The SARS-CoV-2 proteins NSP1 and NSP13 inhibit interferon activation through distinct mechanisms

Abstract

Abstract Severe acute respiratory syndrome coronavirus 2 (SARS-CoV-2) has caused a global pandemic, infecting over 100 million people and claiming over 2 million lives globally. This drastically highlights the need for understanding the host-virus protein-protein interactions and immune evasion strategies governing SARS-CoV-2 pathogenesis. Our overall aim was to identify antiviral immune targeting during SARS-CoV-2 infection and protein overexpression. To understand if SARS-CoV-2 can block immune signaling, we first examined nuclear translocation of the transcription factors, IRF3 and NF-κB, as nuclear translocation is one step in interferon induction, during SARS-CoV-2 infection of the human airway epithelial cells. We found that in infected cells, there was limited IRF3 and NF-κB nuclear translocation, suggesting SARS-CoV-2 can limit immune activation. Additionally, through promoter luciferase signaling assays, the viral proteins NSP1, the host translation shutoff factor, and NSP13, the RNA helicase, can block signaling to the IFN-β and NF-κB promoters. To further investigate this reduction in promoter signaling, we examined nuclear translocation of NF-κB in the context of NSP1 and NSP13 plasmid overexpression. Surprisingly, we found that while NSP13 reduced NF-κB nuclear translocation, NSP1 was unable to despite its ability to limit promoter signaling. Instead, we found, utilizing Click-it chemistry, that NSP1 reduces host protein synthesis. Last, we found NSP13 targets TBK1 activation by limiting its phosphorylation in a dose-dependent manner. Collectively, our data illustrate that SARS-CoV-2 can block multiple innate immune signaling pathways through distinct mechanisms.

EXERCISE DETAILS
In the abstract on SARS-CoV-2 proteins NSP1 and NSP13, find every result introduced with the words "we found" and list each one briefly.

MATERIAL SHOWN
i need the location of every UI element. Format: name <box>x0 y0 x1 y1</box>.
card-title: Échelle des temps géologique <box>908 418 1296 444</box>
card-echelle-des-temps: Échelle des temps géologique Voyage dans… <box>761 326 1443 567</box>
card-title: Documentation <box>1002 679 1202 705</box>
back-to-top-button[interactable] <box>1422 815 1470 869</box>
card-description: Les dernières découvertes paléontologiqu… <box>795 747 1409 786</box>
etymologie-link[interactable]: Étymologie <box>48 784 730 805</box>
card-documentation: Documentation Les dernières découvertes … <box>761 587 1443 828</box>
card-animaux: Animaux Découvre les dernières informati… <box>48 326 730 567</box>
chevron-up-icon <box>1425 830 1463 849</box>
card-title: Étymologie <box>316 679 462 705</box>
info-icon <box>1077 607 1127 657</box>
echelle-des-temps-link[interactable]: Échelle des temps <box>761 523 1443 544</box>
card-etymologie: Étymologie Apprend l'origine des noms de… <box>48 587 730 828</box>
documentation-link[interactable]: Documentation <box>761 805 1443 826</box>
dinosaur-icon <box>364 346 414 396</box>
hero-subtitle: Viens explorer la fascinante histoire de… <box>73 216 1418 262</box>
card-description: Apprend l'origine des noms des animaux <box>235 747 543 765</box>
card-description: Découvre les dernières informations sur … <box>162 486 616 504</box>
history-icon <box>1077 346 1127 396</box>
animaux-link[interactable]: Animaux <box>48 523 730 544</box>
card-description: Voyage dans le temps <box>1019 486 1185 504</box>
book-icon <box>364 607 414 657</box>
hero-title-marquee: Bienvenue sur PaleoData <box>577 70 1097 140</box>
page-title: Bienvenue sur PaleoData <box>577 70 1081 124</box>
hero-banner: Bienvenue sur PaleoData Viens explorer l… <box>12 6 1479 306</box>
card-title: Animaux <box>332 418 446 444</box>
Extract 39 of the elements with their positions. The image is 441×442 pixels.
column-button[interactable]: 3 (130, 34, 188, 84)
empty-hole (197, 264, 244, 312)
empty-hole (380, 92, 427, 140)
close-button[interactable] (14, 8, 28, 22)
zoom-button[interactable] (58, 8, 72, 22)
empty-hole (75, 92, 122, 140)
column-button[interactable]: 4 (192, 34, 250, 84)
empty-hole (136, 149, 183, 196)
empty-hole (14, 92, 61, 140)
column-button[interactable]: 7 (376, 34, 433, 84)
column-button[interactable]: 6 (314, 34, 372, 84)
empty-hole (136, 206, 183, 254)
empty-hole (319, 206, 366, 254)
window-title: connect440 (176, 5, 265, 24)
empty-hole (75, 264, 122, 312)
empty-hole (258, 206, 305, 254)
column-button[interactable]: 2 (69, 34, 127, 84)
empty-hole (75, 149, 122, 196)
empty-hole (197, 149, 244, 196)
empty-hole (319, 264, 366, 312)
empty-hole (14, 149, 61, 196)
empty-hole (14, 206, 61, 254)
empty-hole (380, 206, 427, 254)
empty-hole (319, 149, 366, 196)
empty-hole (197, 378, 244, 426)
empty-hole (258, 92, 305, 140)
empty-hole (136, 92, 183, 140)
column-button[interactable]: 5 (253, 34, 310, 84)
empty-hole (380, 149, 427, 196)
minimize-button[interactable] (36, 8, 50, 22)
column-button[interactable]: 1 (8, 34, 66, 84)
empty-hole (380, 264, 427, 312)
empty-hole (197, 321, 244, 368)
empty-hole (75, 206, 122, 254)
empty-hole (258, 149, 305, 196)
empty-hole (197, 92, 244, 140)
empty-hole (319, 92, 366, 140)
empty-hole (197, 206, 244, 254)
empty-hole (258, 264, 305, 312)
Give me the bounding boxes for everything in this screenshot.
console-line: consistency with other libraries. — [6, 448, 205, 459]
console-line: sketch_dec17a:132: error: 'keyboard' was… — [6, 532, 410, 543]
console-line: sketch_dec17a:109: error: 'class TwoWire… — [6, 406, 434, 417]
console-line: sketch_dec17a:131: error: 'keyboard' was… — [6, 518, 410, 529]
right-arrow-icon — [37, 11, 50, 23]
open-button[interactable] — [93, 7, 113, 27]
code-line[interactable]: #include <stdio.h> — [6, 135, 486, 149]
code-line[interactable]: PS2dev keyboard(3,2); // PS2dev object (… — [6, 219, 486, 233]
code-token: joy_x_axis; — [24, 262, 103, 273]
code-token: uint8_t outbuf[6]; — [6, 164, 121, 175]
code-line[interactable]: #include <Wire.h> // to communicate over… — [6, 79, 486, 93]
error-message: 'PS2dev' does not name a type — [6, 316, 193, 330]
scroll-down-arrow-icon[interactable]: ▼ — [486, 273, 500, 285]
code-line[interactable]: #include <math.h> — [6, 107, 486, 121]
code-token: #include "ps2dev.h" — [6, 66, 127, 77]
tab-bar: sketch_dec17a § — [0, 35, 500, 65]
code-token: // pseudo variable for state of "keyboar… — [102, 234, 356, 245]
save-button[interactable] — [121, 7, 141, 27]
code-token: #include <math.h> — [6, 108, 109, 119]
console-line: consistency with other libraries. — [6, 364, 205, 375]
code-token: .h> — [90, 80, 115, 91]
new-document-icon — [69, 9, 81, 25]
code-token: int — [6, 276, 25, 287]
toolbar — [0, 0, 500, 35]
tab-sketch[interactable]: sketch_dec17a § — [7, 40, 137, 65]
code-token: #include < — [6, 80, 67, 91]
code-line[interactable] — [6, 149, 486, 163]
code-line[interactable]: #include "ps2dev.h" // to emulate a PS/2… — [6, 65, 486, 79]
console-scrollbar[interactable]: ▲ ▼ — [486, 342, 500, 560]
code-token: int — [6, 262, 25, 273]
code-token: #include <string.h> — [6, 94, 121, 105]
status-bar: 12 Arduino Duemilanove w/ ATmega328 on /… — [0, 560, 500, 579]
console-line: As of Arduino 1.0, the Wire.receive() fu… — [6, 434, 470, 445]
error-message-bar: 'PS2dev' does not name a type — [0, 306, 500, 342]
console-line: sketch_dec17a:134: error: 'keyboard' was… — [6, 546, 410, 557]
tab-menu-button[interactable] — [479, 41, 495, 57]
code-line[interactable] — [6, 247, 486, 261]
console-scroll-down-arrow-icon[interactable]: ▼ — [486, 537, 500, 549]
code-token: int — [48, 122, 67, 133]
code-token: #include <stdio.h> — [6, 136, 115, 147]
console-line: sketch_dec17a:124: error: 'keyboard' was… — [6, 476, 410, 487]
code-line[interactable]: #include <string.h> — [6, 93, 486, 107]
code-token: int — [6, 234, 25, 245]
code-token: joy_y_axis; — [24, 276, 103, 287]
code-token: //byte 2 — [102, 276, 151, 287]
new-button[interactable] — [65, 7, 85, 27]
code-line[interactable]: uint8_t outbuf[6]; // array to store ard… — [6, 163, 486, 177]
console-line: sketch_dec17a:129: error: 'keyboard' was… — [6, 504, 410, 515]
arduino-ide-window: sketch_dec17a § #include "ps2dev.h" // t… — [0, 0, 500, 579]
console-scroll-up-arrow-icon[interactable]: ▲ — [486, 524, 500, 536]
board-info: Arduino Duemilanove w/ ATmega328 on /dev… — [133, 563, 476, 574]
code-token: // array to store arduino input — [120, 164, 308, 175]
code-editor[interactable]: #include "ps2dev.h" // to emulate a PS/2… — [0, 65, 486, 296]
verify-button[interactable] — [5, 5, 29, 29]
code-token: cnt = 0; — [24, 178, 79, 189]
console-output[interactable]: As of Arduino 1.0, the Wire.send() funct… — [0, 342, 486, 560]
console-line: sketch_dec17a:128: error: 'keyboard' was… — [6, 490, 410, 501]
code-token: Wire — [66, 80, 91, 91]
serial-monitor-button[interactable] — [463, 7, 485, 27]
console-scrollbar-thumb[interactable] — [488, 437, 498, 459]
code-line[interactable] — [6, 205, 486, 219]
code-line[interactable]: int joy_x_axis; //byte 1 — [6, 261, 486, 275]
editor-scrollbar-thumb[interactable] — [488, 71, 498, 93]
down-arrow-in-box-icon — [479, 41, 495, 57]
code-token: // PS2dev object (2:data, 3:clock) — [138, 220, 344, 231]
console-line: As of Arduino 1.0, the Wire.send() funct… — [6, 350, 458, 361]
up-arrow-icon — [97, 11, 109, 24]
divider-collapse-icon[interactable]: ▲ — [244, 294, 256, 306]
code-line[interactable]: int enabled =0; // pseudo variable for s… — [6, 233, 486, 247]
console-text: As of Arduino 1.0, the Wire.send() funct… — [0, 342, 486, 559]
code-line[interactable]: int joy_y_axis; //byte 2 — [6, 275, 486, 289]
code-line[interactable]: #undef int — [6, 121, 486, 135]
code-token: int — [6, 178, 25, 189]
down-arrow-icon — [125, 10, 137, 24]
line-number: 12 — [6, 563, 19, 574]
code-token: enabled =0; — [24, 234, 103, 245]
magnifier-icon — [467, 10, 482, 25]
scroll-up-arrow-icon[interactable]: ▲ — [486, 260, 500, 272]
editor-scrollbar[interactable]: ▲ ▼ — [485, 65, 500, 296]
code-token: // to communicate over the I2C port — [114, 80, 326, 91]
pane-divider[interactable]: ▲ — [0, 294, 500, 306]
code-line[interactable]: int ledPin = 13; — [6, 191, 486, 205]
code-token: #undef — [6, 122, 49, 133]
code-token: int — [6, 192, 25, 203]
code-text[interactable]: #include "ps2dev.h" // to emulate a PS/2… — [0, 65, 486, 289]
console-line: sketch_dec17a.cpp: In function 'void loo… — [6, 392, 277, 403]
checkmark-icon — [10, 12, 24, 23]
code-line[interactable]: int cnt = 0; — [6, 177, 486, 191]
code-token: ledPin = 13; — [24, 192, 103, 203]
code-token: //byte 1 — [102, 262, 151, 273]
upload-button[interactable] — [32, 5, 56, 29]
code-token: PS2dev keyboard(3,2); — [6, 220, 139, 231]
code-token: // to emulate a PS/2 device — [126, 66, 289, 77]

OUTPUT
- In infected cells, IRF3 and NF-κB nuclear translocation was limited.
- NSP13 reduced NF-κB nuclear translocation, but NSP1 did not.
- NSP1 reduces host protein synthesis (shown with Click-it chemistry).
- NSP13 targets TBK1 activation by limiting its phosphorylation in a dose-dependent manner.